The task - Give only the number of lines that hold the word "page".

--- BEGIN Input for this task ---

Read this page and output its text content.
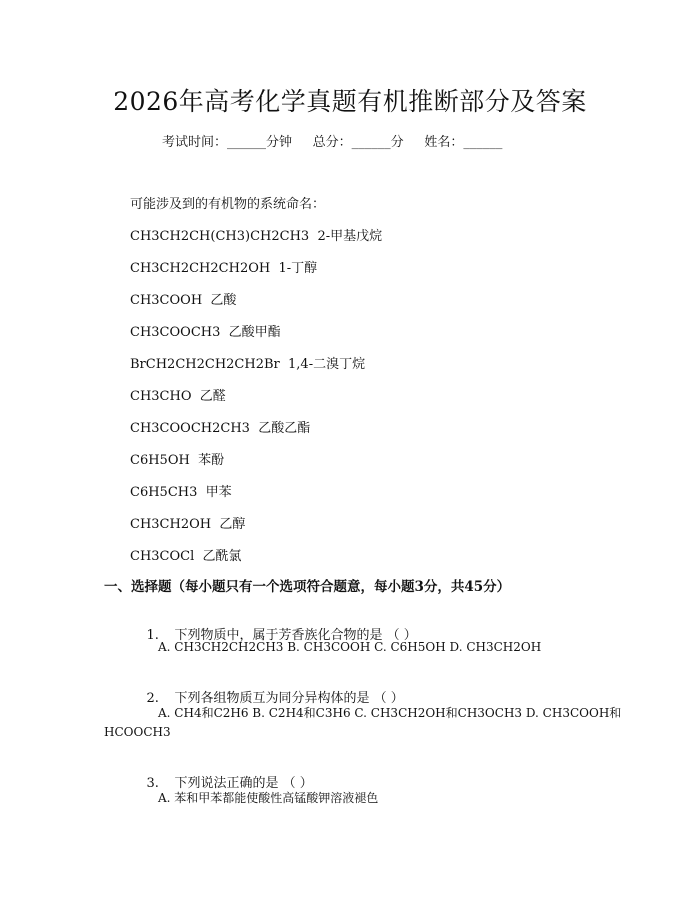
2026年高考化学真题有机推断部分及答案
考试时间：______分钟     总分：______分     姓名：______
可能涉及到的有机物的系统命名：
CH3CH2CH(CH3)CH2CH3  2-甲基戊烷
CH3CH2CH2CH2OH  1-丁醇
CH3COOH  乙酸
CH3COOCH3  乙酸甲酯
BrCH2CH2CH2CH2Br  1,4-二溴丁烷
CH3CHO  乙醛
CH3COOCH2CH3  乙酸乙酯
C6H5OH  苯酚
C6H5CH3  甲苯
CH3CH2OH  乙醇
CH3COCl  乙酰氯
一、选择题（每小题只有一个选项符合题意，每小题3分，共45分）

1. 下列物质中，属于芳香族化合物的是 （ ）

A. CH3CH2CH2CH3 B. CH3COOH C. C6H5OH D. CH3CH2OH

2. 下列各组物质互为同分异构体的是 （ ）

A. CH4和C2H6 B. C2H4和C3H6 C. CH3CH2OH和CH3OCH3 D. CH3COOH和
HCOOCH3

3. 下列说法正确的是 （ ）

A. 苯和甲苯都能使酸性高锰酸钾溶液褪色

--- END Input for this task ---
--- BEGIN Input for this task ---

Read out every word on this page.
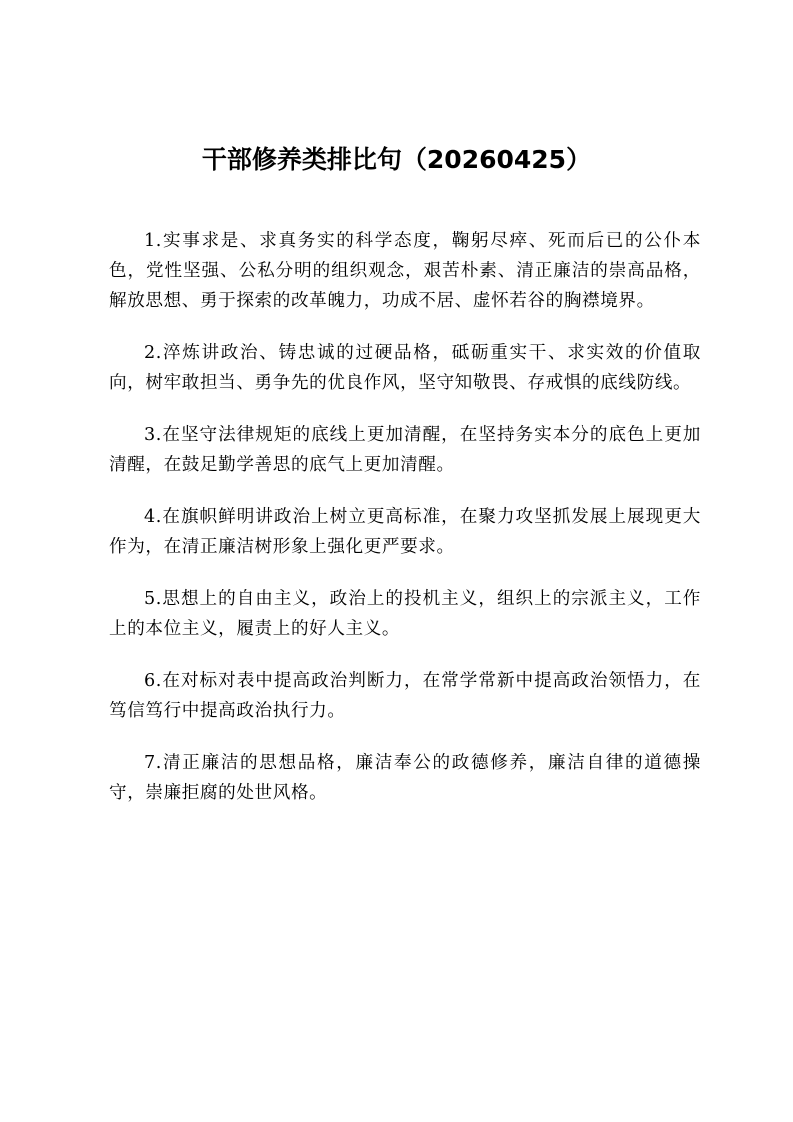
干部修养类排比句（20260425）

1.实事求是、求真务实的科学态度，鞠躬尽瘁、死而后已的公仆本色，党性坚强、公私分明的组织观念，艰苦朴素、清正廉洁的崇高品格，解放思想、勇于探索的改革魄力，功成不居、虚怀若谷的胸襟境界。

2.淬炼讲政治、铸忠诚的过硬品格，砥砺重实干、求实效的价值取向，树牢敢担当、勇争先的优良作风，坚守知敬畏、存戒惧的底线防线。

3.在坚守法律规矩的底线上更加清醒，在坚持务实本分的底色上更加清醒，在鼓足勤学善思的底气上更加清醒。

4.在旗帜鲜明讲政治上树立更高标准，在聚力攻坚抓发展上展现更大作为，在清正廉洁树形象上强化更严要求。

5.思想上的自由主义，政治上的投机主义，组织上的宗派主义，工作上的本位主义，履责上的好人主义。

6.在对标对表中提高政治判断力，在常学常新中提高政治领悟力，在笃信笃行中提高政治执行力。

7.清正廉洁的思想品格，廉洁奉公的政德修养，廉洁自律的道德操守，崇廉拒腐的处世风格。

--- END Input for this task ---

Task output - 2